[Excerpts from a figure dataset]
»»

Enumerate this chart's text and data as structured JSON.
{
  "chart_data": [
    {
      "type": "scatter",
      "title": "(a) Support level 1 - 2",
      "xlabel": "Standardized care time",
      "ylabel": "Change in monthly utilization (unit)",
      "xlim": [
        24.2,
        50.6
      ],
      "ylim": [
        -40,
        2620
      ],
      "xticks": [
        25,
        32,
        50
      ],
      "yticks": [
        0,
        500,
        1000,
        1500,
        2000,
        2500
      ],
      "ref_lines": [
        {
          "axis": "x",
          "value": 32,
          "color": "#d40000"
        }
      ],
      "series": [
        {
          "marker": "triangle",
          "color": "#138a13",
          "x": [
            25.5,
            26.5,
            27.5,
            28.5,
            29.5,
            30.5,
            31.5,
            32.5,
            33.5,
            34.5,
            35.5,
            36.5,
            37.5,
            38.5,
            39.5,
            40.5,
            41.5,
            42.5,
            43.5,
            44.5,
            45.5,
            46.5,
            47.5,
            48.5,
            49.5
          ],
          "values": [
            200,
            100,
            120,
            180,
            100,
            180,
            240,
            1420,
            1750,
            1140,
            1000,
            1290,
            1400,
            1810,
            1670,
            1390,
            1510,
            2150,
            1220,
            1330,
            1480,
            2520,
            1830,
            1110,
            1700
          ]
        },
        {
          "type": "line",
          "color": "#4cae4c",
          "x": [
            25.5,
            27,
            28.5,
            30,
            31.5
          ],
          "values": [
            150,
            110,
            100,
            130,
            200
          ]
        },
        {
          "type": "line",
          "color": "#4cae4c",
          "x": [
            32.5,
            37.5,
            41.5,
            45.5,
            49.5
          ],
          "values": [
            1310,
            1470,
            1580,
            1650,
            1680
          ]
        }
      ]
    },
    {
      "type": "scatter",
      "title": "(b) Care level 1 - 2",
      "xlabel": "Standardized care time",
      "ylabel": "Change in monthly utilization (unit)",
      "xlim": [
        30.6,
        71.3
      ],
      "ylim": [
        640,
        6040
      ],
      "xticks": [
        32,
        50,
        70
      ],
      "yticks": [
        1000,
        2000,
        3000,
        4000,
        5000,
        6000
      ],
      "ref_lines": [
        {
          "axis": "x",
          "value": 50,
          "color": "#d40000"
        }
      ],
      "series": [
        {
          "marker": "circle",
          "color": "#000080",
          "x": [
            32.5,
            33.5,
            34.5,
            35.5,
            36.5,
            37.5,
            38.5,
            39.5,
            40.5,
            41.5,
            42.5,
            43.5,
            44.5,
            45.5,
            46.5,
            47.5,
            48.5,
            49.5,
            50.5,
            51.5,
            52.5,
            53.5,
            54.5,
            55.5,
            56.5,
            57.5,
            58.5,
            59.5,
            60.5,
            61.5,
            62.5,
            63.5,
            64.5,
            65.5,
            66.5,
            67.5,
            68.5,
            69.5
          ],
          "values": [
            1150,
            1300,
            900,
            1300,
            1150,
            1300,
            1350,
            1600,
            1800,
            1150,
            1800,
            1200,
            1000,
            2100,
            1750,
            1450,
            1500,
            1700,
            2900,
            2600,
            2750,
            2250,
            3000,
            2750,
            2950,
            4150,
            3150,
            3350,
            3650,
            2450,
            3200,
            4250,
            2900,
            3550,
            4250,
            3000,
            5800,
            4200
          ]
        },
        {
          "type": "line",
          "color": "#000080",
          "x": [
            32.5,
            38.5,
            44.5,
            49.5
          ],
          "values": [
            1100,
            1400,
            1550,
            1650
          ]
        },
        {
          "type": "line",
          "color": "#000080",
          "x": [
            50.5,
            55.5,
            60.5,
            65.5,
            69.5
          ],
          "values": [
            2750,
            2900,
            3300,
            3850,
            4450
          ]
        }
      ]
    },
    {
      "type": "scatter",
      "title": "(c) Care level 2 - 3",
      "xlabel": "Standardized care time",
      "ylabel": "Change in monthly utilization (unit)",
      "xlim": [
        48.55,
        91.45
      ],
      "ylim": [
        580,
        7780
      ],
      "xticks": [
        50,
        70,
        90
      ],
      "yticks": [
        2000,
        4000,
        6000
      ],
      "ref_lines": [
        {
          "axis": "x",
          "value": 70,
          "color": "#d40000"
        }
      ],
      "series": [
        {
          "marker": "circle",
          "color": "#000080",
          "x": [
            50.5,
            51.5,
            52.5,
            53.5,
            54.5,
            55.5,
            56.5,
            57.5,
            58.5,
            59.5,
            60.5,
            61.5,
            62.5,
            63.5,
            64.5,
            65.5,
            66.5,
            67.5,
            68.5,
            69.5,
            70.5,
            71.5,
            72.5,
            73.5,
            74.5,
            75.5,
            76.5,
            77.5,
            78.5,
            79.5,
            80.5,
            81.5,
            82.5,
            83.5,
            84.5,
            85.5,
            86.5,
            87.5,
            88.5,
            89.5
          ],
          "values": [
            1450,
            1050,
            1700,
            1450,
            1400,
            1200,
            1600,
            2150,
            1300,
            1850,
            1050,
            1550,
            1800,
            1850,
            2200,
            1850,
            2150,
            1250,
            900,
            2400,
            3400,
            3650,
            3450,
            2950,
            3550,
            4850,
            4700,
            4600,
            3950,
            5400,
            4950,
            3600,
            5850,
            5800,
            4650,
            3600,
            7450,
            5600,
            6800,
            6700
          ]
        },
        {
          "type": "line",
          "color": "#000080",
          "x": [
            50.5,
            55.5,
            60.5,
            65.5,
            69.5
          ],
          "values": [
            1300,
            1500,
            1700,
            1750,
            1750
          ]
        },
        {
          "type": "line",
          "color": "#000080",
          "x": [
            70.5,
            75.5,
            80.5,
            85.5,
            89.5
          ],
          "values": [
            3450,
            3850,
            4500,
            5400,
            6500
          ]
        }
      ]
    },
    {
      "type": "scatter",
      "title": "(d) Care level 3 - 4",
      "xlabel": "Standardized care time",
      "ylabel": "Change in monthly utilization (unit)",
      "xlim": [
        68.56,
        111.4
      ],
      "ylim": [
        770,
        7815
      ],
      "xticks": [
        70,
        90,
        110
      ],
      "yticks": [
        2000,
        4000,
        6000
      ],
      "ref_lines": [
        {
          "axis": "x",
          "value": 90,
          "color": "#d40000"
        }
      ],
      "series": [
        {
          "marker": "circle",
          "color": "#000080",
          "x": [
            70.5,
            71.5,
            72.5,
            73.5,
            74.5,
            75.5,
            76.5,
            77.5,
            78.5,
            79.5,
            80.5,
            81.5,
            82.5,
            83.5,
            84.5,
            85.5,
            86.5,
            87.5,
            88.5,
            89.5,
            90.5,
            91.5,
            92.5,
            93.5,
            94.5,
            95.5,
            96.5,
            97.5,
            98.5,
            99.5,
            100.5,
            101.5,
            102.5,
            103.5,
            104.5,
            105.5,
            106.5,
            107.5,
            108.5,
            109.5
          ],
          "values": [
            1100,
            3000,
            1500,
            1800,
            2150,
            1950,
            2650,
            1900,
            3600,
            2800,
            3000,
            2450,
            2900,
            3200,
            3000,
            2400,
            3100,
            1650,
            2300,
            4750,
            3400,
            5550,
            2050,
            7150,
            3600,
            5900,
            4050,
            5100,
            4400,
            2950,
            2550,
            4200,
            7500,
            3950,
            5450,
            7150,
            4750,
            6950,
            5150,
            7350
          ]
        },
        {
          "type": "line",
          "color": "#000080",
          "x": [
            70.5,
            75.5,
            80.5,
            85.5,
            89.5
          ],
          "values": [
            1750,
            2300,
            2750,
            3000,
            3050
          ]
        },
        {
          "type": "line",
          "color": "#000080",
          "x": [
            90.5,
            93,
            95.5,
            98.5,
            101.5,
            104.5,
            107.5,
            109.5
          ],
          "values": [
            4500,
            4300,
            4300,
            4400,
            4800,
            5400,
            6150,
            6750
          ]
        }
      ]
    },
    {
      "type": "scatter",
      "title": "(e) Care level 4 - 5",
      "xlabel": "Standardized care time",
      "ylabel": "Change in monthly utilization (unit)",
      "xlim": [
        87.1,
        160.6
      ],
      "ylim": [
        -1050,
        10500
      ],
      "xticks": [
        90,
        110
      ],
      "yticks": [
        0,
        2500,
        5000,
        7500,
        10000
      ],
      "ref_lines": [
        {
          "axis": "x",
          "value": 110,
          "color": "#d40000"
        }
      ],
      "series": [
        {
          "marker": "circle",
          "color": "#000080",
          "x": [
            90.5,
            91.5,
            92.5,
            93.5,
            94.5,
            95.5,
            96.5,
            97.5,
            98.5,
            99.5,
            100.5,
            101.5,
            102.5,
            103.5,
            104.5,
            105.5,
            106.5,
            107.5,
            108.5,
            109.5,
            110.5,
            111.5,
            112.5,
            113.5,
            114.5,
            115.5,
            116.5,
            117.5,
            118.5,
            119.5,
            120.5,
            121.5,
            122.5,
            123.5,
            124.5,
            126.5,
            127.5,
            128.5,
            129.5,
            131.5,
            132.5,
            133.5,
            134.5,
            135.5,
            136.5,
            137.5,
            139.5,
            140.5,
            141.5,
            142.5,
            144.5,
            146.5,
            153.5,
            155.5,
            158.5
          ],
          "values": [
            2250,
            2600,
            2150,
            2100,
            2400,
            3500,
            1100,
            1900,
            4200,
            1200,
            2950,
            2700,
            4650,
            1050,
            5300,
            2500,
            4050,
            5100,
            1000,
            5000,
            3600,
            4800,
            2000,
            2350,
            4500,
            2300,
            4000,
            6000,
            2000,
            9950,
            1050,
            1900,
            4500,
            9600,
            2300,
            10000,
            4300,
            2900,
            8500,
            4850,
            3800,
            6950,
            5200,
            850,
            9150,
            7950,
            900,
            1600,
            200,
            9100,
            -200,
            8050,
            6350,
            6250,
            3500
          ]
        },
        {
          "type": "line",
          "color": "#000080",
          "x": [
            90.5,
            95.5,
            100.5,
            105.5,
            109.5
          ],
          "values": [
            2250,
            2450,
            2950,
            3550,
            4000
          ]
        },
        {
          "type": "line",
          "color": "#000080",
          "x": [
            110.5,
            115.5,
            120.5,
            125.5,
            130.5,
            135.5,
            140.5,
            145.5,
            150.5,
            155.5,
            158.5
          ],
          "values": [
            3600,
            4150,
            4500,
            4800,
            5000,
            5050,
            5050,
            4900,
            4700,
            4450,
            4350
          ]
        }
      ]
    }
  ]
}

««

*What you will do:* Filter for "title". Return all lines that hold it.

*Response below:*
      "title": "(a) Support level 1 - 2",
      "title": "(b) Care level 1 - 2",
      "title": "(c) Care level 2 - 3",
      "title": "(d) Care level 3 - 4",
      "title": "(e) Care level 4 - 5",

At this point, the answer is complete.